Recast every item below as a numbered list, skipping any blank lines. Leave the pictures out of your answer.

DATA SECTION -

** START **

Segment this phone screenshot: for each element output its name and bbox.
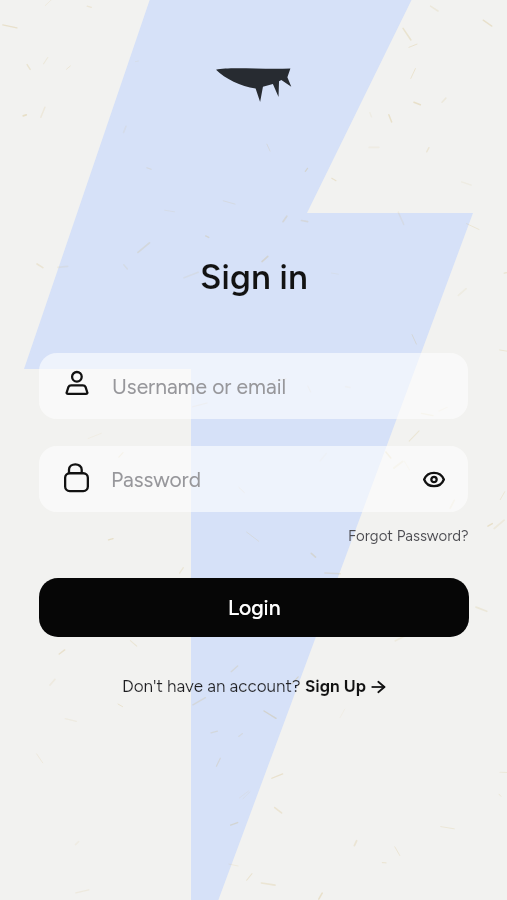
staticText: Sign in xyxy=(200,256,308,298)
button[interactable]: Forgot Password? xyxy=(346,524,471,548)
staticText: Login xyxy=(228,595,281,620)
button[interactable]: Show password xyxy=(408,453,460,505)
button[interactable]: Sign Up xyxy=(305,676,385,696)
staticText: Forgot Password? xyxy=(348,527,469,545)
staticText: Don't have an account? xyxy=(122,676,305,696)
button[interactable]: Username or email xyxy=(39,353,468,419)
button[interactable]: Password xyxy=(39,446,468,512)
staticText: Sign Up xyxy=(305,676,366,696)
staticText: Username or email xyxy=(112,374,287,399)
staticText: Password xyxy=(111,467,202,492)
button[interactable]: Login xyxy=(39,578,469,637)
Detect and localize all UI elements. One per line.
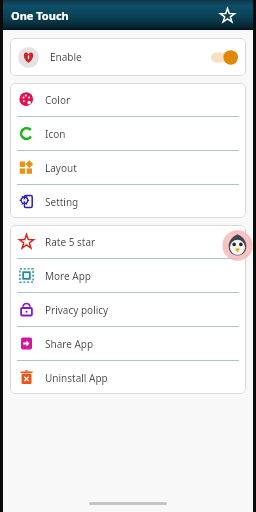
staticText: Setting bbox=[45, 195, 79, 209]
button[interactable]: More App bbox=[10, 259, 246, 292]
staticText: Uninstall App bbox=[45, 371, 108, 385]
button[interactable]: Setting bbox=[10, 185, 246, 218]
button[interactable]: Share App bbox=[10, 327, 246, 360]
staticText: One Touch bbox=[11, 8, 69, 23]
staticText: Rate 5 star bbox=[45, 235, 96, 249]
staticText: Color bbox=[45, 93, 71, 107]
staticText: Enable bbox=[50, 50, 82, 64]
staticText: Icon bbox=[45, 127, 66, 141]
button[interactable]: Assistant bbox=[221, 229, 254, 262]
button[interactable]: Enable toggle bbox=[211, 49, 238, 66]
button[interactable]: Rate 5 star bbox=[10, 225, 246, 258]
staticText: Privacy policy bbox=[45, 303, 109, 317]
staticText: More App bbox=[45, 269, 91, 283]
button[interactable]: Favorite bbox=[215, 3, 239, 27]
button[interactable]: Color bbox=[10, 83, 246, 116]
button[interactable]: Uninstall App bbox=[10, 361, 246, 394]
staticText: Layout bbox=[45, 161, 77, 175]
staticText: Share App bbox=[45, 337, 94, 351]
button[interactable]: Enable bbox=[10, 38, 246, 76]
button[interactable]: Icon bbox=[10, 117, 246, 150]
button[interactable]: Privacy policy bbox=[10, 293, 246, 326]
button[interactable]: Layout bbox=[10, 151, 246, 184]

** END **

WRITTEN RESPONSE -
1. Segment this phone screenshot: for each element output its name and bbox.
2. staticText: Sign in xyxy=(200,256,308,298)
3. button[interactable]: Forgot Password? xyxy=(346,524,471,548)
4. staticText: Login xyxy=(228,595,281,620)
5. button[interactable]: Show password xyxy=(408,453,460,505)
6. button[interactable]: Sign Up xyxy=(305,676,385,696)
7. staticText: Forgot Password? xyxy=(348,527,469,545)
8. staticText: Don't have an account? xyxy=(122,676,305,696)
9. button[interactable]: Username or email xyxy=(39,353,468,419)
10. button[interactable]: Password xyxy=(39,446,468,512)
11. staticText: Sign Up xyxy=(305,676,366,696)
12. staticText: Username or email xyxy=(112,374,287,399)
13. staticText: Password xyxy=(111,467,202,492)
14. button[interactable]: Login xyxy=(39,578,469,637)
15. Detect and localize all UI elements. One per line.
16. staticText: Setting bbox=[45, 195, 79, 209]
17. button[interactable]: More App bbox=[10, 259, 246, 292]
18. staticText: Uninstall App bbox=[45, 371, 108, 385]
19. button[interactable]: Setting bbox=[10, 185, 246, 218]
20. button[interactable]: Share App bbox=[10, 327, 246, 360]
21. staticText: One Touch bbox=[11, 8, 69, 23]
22. staticText: Rate 5 star bbox=[45, 235, 96, 249]
23. staticText: Color bbox=[45, 93, 71, 107]
24. staticText: Enable bbox=[50, 50, 82, 64]
25. staticText: Icon bbox=[45, 127, 66, 141]
26. button[interactable]: Assistant bbox=[221, 229, 254, 262]
27. button[interactable]: Enable toggle bbox=[211, 49, 238, 66]
28. button[interactable]: Rate 5 star bbox=[10, 225, 246, 258]
29. staticText: Privacy policy bbox=[45, 303, 109, 317]
30. staticText: More App bbox=[45, 269, 91, 283]
31. button[interactable]: Favorite bbox=[215, 3, 239, 27]
32. button[interactable]: Color bbox=[10, 83, 246, 116]
33. button[interactable]: Uninstall App bbox=[10, 361, 246, 394]
34. staticText: Layout bbox=[45, 161, 77, 175]
35. staticText: Share App bbox=[45, 337, 94, 351]
36. button[interactable]: Enable bbox=[10, 38, 246, 76]
37. button[interactable]: Icon bbox=[10, 117, 246, 150]
38. button[interactable]: Privacy policy bbox=[10, 293, 246, 326]
39. button[interactable]: Layout bbox=[10, 151, 246, 184]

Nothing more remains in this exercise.